* **DATA IN THIS EXERCISE**:
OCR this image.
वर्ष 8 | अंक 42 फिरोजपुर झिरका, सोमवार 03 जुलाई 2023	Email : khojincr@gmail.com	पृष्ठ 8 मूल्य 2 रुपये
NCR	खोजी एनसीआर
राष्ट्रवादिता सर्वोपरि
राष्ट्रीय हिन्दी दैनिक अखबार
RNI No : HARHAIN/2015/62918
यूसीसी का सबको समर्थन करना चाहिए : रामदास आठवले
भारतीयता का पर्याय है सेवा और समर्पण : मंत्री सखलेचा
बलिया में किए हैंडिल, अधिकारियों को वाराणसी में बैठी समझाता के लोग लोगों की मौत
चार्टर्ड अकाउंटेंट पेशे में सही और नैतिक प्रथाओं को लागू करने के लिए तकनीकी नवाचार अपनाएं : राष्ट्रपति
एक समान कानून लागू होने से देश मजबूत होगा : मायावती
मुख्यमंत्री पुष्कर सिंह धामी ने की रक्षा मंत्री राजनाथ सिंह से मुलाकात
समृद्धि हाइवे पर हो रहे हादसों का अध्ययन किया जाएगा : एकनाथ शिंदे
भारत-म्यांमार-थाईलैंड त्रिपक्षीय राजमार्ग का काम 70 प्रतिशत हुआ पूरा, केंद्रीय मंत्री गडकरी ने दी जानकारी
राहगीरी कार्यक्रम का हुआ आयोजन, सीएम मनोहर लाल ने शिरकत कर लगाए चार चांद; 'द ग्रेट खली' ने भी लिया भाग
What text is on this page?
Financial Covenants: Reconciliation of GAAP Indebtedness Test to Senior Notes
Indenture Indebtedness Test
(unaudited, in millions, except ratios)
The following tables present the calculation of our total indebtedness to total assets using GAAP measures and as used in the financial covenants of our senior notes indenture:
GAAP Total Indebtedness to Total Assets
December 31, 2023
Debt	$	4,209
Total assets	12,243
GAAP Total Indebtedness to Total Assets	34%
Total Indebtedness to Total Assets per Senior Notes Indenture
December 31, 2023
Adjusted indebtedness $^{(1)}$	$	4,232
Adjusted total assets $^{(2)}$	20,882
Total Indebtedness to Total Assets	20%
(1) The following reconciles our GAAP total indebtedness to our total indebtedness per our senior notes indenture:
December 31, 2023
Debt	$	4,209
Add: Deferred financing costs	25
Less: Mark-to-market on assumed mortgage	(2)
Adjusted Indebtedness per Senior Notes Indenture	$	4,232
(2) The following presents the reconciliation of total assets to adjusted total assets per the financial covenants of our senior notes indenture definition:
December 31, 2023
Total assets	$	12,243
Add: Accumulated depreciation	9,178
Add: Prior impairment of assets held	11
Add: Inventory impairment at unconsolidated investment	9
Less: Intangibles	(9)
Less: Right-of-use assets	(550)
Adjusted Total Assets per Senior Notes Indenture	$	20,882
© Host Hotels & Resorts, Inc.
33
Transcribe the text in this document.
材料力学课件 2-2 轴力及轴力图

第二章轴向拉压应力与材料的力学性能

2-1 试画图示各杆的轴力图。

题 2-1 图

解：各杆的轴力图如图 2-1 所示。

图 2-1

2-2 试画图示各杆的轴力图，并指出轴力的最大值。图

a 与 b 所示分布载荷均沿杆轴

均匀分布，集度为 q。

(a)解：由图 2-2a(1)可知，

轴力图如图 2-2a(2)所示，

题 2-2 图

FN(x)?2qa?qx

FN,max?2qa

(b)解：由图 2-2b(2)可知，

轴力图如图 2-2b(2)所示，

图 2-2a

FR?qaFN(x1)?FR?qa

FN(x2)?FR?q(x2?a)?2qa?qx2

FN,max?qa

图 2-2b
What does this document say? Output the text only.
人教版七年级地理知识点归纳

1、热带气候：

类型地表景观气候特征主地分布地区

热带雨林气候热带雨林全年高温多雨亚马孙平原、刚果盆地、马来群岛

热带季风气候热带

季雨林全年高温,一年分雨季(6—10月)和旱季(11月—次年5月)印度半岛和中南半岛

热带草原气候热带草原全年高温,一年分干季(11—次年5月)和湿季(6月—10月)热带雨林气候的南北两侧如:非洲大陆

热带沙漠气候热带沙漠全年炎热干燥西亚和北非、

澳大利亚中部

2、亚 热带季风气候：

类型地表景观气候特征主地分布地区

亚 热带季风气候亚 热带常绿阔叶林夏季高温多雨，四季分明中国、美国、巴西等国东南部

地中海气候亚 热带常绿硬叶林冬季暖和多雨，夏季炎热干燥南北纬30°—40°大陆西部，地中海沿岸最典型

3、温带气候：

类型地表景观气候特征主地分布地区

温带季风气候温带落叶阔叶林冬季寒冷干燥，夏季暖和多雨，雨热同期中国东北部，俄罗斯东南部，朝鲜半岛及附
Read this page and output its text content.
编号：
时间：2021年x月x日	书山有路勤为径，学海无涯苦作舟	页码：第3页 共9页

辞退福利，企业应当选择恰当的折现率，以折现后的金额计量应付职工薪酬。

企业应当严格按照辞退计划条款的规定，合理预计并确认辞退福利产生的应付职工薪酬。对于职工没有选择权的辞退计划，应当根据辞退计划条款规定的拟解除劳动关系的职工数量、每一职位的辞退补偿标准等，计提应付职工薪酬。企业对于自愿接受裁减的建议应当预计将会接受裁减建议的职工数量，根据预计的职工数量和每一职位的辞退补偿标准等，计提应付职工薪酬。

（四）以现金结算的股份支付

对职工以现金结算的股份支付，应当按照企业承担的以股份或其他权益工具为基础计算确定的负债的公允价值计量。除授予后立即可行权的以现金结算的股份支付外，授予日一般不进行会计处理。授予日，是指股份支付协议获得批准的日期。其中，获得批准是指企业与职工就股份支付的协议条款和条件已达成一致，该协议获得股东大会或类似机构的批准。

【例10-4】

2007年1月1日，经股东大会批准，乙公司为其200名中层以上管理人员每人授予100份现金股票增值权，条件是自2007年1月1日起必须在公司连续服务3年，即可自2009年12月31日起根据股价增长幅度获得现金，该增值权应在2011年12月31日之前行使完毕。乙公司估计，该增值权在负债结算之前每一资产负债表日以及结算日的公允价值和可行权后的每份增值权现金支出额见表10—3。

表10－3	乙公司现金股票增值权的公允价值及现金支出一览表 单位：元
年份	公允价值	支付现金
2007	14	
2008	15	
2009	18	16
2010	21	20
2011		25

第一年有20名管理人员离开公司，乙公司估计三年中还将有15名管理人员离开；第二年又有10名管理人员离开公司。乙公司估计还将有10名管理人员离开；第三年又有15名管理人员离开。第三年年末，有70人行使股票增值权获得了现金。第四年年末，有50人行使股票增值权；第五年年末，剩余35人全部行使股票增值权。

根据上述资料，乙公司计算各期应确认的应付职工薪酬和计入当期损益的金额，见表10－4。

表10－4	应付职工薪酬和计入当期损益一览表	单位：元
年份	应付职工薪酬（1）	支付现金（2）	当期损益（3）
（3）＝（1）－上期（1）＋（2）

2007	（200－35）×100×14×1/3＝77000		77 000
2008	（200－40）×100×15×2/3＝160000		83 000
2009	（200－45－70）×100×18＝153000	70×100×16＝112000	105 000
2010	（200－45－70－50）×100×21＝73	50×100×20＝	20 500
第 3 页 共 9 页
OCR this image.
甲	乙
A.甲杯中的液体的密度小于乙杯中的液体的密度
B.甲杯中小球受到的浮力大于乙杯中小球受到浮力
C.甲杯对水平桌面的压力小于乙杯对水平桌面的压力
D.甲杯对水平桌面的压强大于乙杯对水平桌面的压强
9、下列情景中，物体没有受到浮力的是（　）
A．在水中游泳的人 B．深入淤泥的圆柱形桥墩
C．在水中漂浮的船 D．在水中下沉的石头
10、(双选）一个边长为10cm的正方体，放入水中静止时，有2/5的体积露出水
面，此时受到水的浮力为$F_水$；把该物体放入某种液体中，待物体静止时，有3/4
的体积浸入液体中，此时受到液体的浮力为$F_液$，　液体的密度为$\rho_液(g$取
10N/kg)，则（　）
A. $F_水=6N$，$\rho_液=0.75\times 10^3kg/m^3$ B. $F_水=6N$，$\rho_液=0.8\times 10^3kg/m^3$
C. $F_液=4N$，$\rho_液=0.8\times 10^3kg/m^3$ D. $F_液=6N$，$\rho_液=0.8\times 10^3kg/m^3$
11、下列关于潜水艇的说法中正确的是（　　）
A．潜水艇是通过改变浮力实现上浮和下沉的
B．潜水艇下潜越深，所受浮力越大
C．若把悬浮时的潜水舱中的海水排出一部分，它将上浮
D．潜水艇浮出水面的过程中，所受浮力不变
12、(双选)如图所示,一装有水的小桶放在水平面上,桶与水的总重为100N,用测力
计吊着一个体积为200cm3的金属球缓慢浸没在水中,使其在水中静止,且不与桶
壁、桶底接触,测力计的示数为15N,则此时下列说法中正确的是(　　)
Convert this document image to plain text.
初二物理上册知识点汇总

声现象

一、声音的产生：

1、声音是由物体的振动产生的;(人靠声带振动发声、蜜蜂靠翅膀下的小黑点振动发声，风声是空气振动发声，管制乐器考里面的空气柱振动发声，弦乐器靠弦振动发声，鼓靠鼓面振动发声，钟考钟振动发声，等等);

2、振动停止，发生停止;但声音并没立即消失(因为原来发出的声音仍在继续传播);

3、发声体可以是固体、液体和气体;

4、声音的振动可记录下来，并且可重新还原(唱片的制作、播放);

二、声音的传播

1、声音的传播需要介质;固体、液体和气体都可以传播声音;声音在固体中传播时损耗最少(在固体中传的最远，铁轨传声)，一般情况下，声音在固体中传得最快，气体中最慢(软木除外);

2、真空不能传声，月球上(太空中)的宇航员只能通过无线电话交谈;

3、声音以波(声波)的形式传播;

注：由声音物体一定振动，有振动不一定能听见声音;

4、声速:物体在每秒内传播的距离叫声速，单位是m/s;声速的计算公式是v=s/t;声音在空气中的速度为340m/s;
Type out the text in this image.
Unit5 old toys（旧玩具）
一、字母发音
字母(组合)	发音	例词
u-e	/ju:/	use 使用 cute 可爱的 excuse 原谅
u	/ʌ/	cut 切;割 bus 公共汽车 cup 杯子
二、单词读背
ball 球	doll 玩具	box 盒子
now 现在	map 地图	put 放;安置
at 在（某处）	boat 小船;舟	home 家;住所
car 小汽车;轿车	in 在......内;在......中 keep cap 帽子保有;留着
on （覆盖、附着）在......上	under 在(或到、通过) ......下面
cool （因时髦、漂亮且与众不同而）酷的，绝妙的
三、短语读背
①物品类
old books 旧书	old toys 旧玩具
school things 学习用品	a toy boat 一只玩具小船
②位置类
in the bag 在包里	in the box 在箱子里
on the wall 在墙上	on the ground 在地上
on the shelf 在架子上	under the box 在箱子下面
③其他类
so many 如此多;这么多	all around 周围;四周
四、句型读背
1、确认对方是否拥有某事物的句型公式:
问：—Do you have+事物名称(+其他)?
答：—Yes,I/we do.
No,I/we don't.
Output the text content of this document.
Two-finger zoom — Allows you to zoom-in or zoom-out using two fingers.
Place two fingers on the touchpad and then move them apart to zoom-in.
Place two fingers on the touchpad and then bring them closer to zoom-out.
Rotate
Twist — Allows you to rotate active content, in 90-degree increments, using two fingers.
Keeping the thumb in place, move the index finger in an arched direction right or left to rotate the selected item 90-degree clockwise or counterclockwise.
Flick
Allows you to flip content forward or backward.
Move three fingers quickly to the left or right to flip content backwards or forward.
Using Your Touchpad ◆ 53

* **REQUIREMENT**: Using the records above, list each line that includes "试画图示各杆的轴力图".

* **FULL ANSWER**:
2-1 试画图示各杆的轴力图。
2-2 试画图示各杆的轴力图，并指出轴力的最大值。图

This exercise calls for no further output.